*TASK BRIEF*:
Below are some records. Say how many of their lines contain the string "screenshot", and give nothing but the number.

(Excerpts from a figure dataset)
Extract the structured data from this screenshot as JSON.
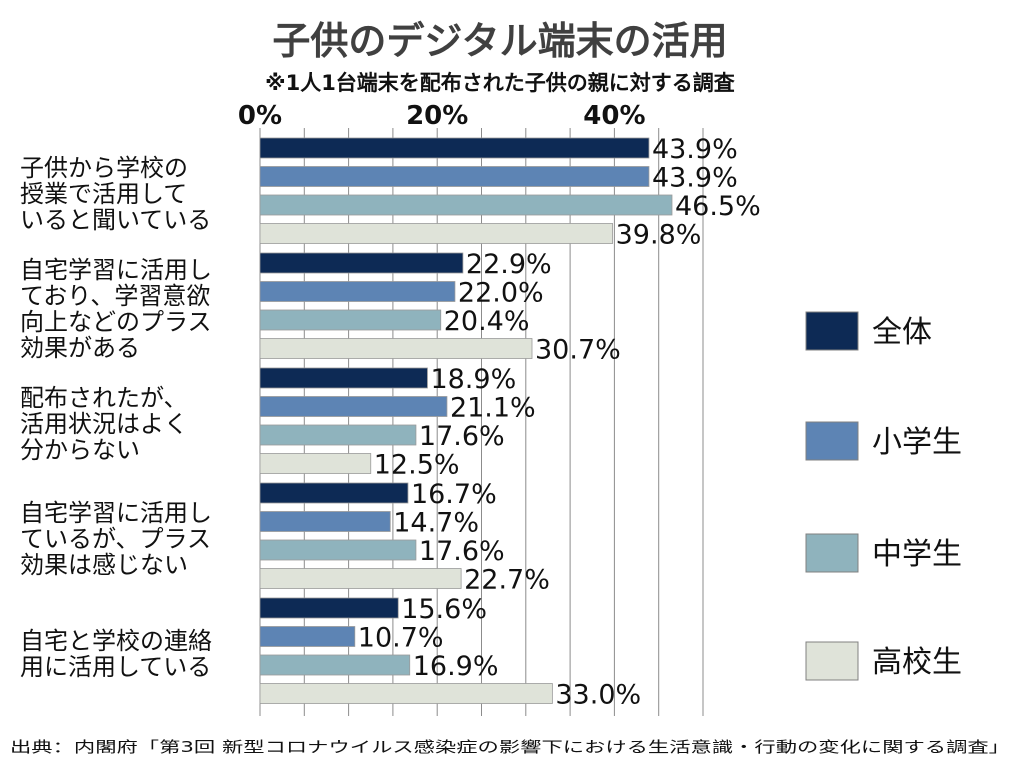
{
  "chart_data": {
    "type": "bar",
    "orientation": "horizontal",
    "title": "子供のデジタル端末の活用",
    "subtitle": "※1人1台端末を配布された子供の親に対する調査",
    "source": "出典：内閣府「第3回  新型コロナウイルス感染症の影響下における生活意識・行動の変化に関する調査」",
    "categories": [
      [
        "子供から学校の",
        "授業で活用して",
        "いると聞いている"
      ],
      [
        "自宅学習に活用し",
        "ており、学習意欲",
        "向上などのプラス",
        "効果がある"
      ],
      [
        "配布されたが、",
        "活用状況はよく",
        "分からない"
      ],
      [
        "自宅学習に活用し",
        "ているが、プラス",
        "効果は感じない"
      ],
      [
        "自宅と学校の連絡",
        "用に活用している"
      ]
    ],
    "series": [
      {
        "name": "全体",
        "color": "#0d2a55",
        "values": [
          43.9,
          22.9,
          18.9,
          16.7,
          15.6
        ]
      },
      {
        "name": "小学生",
        "color": "#5d84b4",
        "values": [
          43.9,
          22.0,
          21.1,
          14.7,
          10.7
        ]
      },
      {
        "name": "中学生",
        "color": "#8fb3bd",
        "values": [
          46.5,
          20.4,
          17.6,
          17.6,
          16.9
        ]
      },
      {
        "name": "高校生",
        "color": "#dfe3d9",
        "values": [
          39.8,
          30.7,
          12.5,
          22.7,
          33.0
        ]
      }
    ],
    "value_suffix": "%",
    "xlim": [
      0,
      50
    ],
    "x_ticks": [
      0,
      20,
      40
    ],
    "x_tick_labels": [
      "0%",
      "20%",
      "40%"
    ],
    "grid": true,
    "legend_position": "right"
  }
}
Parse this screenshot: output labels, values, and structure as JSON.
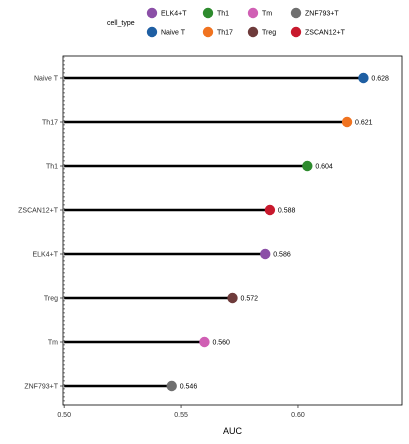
{
  "chart_data": {
    "type": "lollipop",
    "orientation": "horizontal",
    "xlabel": "AUC",
    "xlim": [
      0.4995,
      0.6445
    ],
    "xticks": [
      "0.50",
      "0.55",
      "0.60"
    ],
    "xtick_values": [
      0.5,
      0.55,
      0.6
    ],
    "reference_line": 0.5,
    "grid": false,
    "legend": {
      "title": "cell_type",
      "placement": "top",
      "entries": [
        {
          "name": "ELK4+T",
          "color": "#8b4fa7"
        },
        {
          "name": "Naive T",
          "color": "#1f5fa3"
        },
        {
          "name": "Th1",
          "color": "#2e8b2e"
        },
        {
          "name": "Th17",
          "color": "#f07320"
        },
        {
          "name": "Tm",
          "color": "#d05fb4"
        },
        {
          "name": "Treg",
          "color": "#6e3b3b"
        },
        {
          "name": "ZNF793+T",
          "color": "#6f6f6f"
        },
        {
          "name": "ZSCAN12+T",
          "color": "#c8192d"
        }
      ]
    },
    "points": [
      {
        "category": "Naive T",
        "value": 0.628,
        "label": "0.628",
        "color": "#1f5fa3"
      },
      {
        "category": "Th17",
        "value": 0.621,
        "label": "0.621",
        "color": "#f07320"
      },
      {
        "category": "Th1",
        "value": 0.604,
        "label": "0.604",
        "color": "#2e8b2e"
      },
      {
        "category": "ZSCAN12+T",
        "value": 0.588,
        "label": "0.588",
        "color": "#c8192d"
      },
      {
        "category": "ELK4+T",
        "value": 0.586,
        "label": "0.586",
        "color": "#8b4fa7"
      },
      {
        "category": "Treg",
        "value": 0.572,
        "label": "0.572",
        "color": "#6e3b3b"
      },
      {
        "category": "Tm",
        "value": 0.56,
        "label": "0.560",
        "color": "#d05fb4"
      },
      {
        "category": "ZNF793+T",
        "value": 0.546,
        "label": "0.546",
        "color": "#6f6f6f"
      }
    ]
  }
}
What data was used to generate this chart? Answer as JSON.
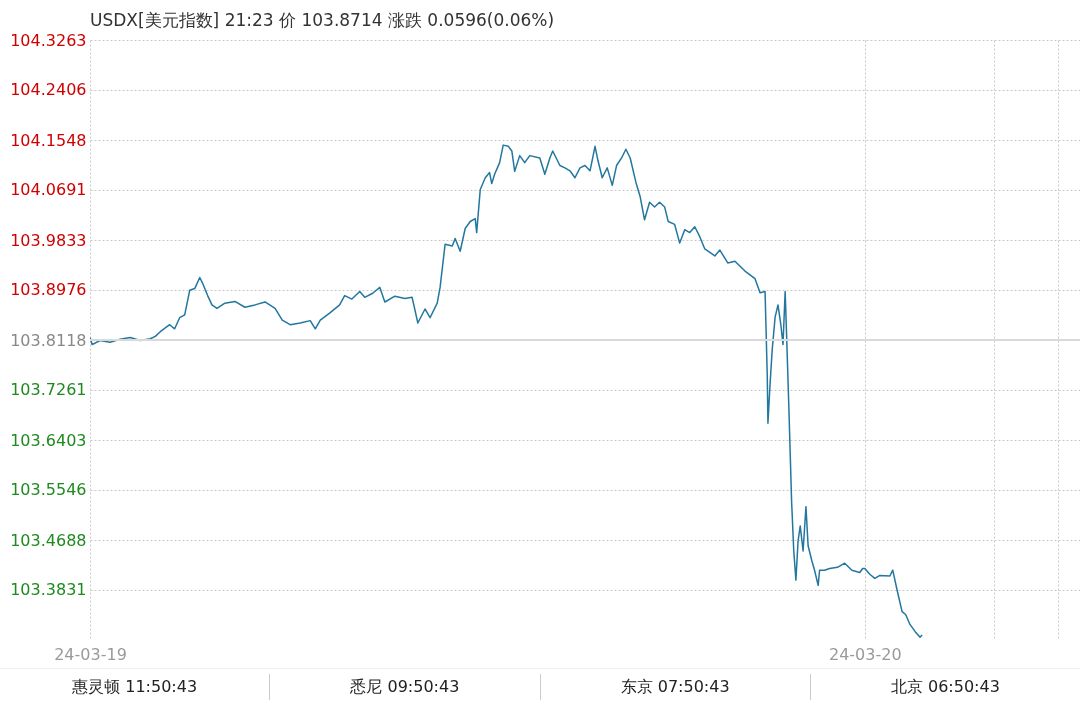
{
  "chart_data": {
    "type": "line",
    "title": "USDX[美元指数] 21:23 价 103.8714 涨跌 0.0596(0.06%)",
    "annotations": [
      "惠灵顿 11:50:43",
      "悉尼 09:50:43",
      "东京 07:50:43",
      "北京 06:50:43"
    ],
    "x": [
      "--03-19T06:00",
      "--03-19T06:03",
      "--03-19T06:14",
      "--03-19T06:28",
      "--03-19T06:42",
      "--03-19T06:56",
      "--03-19T07:10",
      "--03-19T07:24",
      "--03-19T07:31",
      "--03-19T07:38",
      "--03-19T07:51",
      "--03-19T07:58",
      "--03-19T08:05",
      "--03-19T08:12",
      "--03-19T08:19",
      "--03-19T08:26",
      "--03-19T08:33",
      "--03-19T08:37",
      "--03-19T08:44",
      "--03-19T08:50",
      "--03-19T08:57",
      "--03-19T09:08",
      "--03-19T09:22",
      "--03-19T09:36",
      "--03-19T09:50",
      "--03-19T10:04",
      "--03-19T10:18",
      "--03-19T10:28",
      "--03-19T10:39",
      "--03-19T10:53",
      "--03-19T11:07",
      "--03-19T11:14",
      "--03-19T11:21",
      "--03-19T11:34",
      "--03-19T11:48",
      "--03-19T11:55",
      "--03-19T12:05",
      "--03-19T12:16",
      "--03-19T12:23",
      "--03-19T12:34",
      "--03-19T12:44",
      "--03-19T12:51",
      "--03-19T13:05",
      "--03-19T13:19",
      "--03-19T13:29",
      "--03-19T13:37",
      "--03-19T13:47",
      "--03-19T13:54",
      "--03-19T14:04",
      "--03-19T14:08",
      "--03-19T14:15",
      "--03-19T14:25",
      "--03-19T14:29",
      "--03-19T14:36",
      "--03-19T14:43",
      "--03-19T14:50",
      "--03-19T14:57",
      "--03-19T14:59",
      "--03-19T15:04",
      "--03-19T15:11",
      "--03-19T15:17",
      "--03-19T15:20",
      "--03-19T15:24",
      "--03-19T15:31",
      "--03-19T15:36",
      "--03-19T15:43",
      "--03-19T15:48",
      "--03-19T15:52",
      "--03-19T15:59",
      "--03-19T16:06",
      "--03-19T16:13",
      "--03-19T16:27",
      "--03-19T16:34",
      "--03-19T16:41",
      "--03-19T16:45",
      "--03-19T16:55",
      "--03-19T17:02",
      "--03-19T17:09",
      "--03-19T17:16",
      "--03-19T17:23",
      "--03-19T17:30",
      "--03-19T17:37",
      "--03-19T17:44",
      "--03-19T17:48",
      "--03-19T17:54",
      "--03-19T18:01",
      "--03-19T18:08",
      "--03-19T18:14",
      "--03-19T18:21",
      "--03-19T18:27",
      "--03-19T18:33",
      "--03-19T18:41",
      "--03-19T18:47",
      "--03-19T18:53",
      "--03-19T19:00",
      "--03-19T19:07",
      "--03-19T19:14",
      "--03-19T19:21",
      "--03-19T19:26",
      "--03-19T19:35",
      "--03-19T19:42",
      "--03-19T19:49",
      "--03-19T19:56",
      "--03-19T20:03",
      "--03-19T20:10",
      "--03-19T20:17",
      "--03-19T20:31",
      "--03-19T20:38",
      "--03-19T20:49",
      "--03-19T20:59",
      "--03-19T21:13",
      "--03-19T21:27",
      "--03-19T21:34",
      "--03-19T21:41",
      "--03-19T21:44",
      "--03-19T21:45",
      "--03-19T21:48",
      "--03-19T21:51",
      "--03-19T21:55",
      "--03-19T21:59",
      "--03-19T22:03",
      "--03-19T22:06",
      "--03-19T22:09",
      "--03-19T22:11",
      "--03-19T22:14",
      "--03-19T22:16",
      "--03-19T22:18",
      "--03-19T22:21",
      "--03-19T22:24",
      "--03-19T22:27",
      "--03-19T22:30",
      "--03-19T22:34",
      "--03-19T22:38",
      "--03-19T22:41",
      "--03-19T22:46",
      "--03-19T22:50",
      "--03-19T22:55",
      "--03-19T22:57",
      "--03-19T23:04",
      "--03-19T23:11",
      "--03-19T23:22",
      "--03-19T23:32",
      "--03-19T23:42",
      "--03-19T23:53",
      "--03-19T23:57",
      "--03-20T00:00",
      "--03-20T00:07",
      "--03-20T00:14",
      "--03-20T00:21",
      "--03-20T00:35",
      "--03-20T00:39",
      "--03-20T00:45",
      "--03-20T00:52",
      "--03-20T00:57",
      "--03-20T01:03",
      "--03-20T01:10",
      "--03-20T01:17",
      "--03-20T01:20"
    ],
    "series": [
      {
        "color": "#23779f",
        "values": [
          103.816,
          103.804,
          103.811,
          103.808,
          103.813,
          103.816,
          103.811,
          103.814,
          103.818,
          103.826,
          103.838,
          103.831,
          103.85,
          103.855,
          103.897,
          103.9,
          103.919,
          103.909,
          103.888,
          103.872,
          103.866,
          103.875,
          103.878,
          103.868,
          103.872,
          103.877,
          103.866,
          103.846,
          103.838,
          103.841,
          103.845,
          103.831,
          103.846,
          103.858,
          103.872,
          103.888,
          103.882,
          103.895,
          103.885,
          103.892,
          103.902,
          103.877,
          103.887,
          103.883,
          103.885,
          103.841,
          103.865,
          103.85,
          103.875,
          103.902,
          103.976,
          103.973,
          103.986,
          103.964,
          104.003,
          104.015,
          104.02,
          103.996,
          104.07,
          104.09,
          104.099,
          104.08,
          104.096,
          104.116,
          104.146,
          104.144,
          104.136,
          104.101,
          104.128,
          104.116,
          104.128,
          104.124,
          104.096,
          104.124,
          104.136,
          104.111,
          104.107,
          104.102,
          104.09,
          104.107,
          104.111,
          104.102,
          104.144,
          104.12,
          104.09,
          104.107,
          104.077,
          104.111,
          104.124,
          104.139,
          104.124,
          104.082,
          104.057,
          104.018,
          104.048,
          104.04,
          104.048,
          104.04,
          104.015,
          104.01,
          103.978,
          104.001,
          103.996,
          104.006,
          103.989,
          103.968,
          103.956,
          103.966,
          103.944,
          103.947,
          103.93,
          103.917,
          103.893,
          103.895,
          103.754,
          103.669,
          103.737,
          103.796,
          103.851,
          103.872,
          103.838,
          103.804,
          103.895,
          103.821,
          103.703,
          103.619,
          103.535,
          103.45,
          103.4,
          103.467,
          103.493,
          103.45,
          103.526,
          103.459,
          103.434,
          103.417,
          103.391,
          103.417,
          103.417,
          103.42,
          103.422,
          103.429,
          103.417,
          103.413,
          103.42,
          103.42,
          103.41,
          103.403,
          103.408,
          103.407,
          103.417,
          103.383,
          103.346,
          103.341,
          103.324,
          103.312,
          103.302,
          103.306
        ]
      }
    ],
    "ylim": [
      103.2973,
      104.3263
    ],
    "yticks": [
      103.3831,
      103.4688,
      103.5546,
      103.6403,
      103.7261,
      103.8118,
      103.8976,
      103.9833,
      104.0691,
      104.1548,
      104.2406,
      104.3263
    ],
    "xlim": [
      "--03-19T06:00",
      "--03-20T05:00"
    ],
    "xticks": [
      {
        "value": "--03-19T06:00",
        "label": "24-03-19"
      },
      {
        "value": "--03-20T00:00",
        "label": "24-03-20"
      },
      {
        "value": "--03-20T03:00",
        "label": null
      },
      {
        "value": "--03-20T04:30",
        "label": null
      }
    ],
    "ref_lines": [
      {
        "axis": "y",
        "value": 103.8118,
        "color": "#d9d9d9"
      }
    ],
    "grid": true
  }
}
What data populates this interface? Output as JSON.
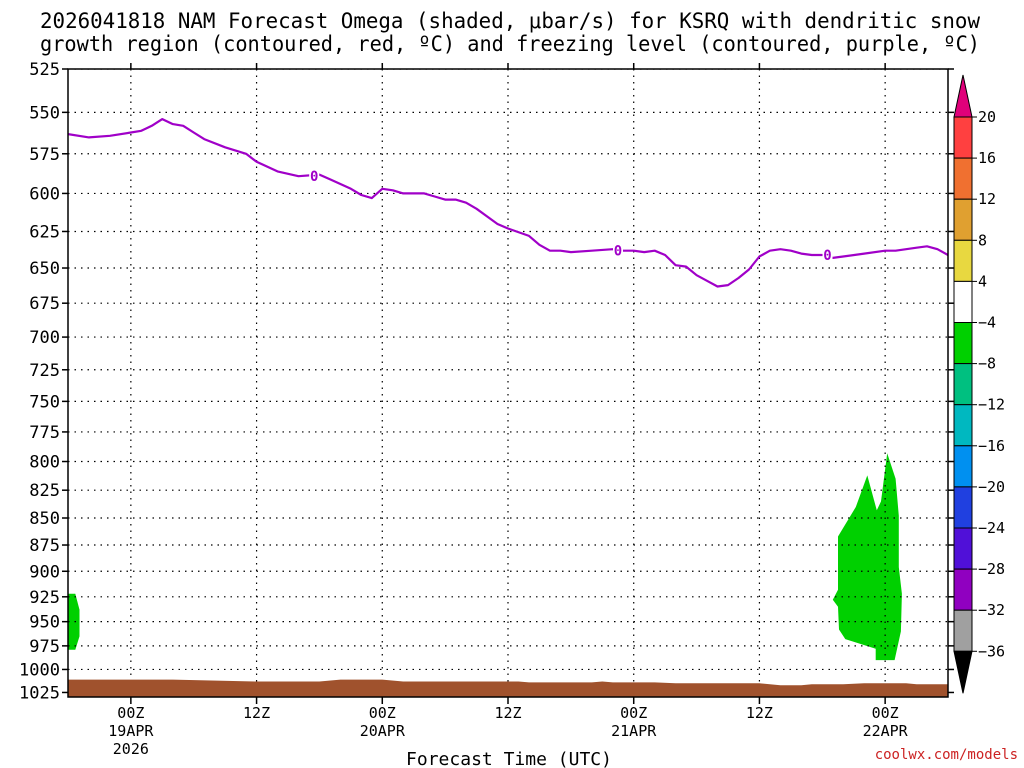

*TASK ANSWER*:
2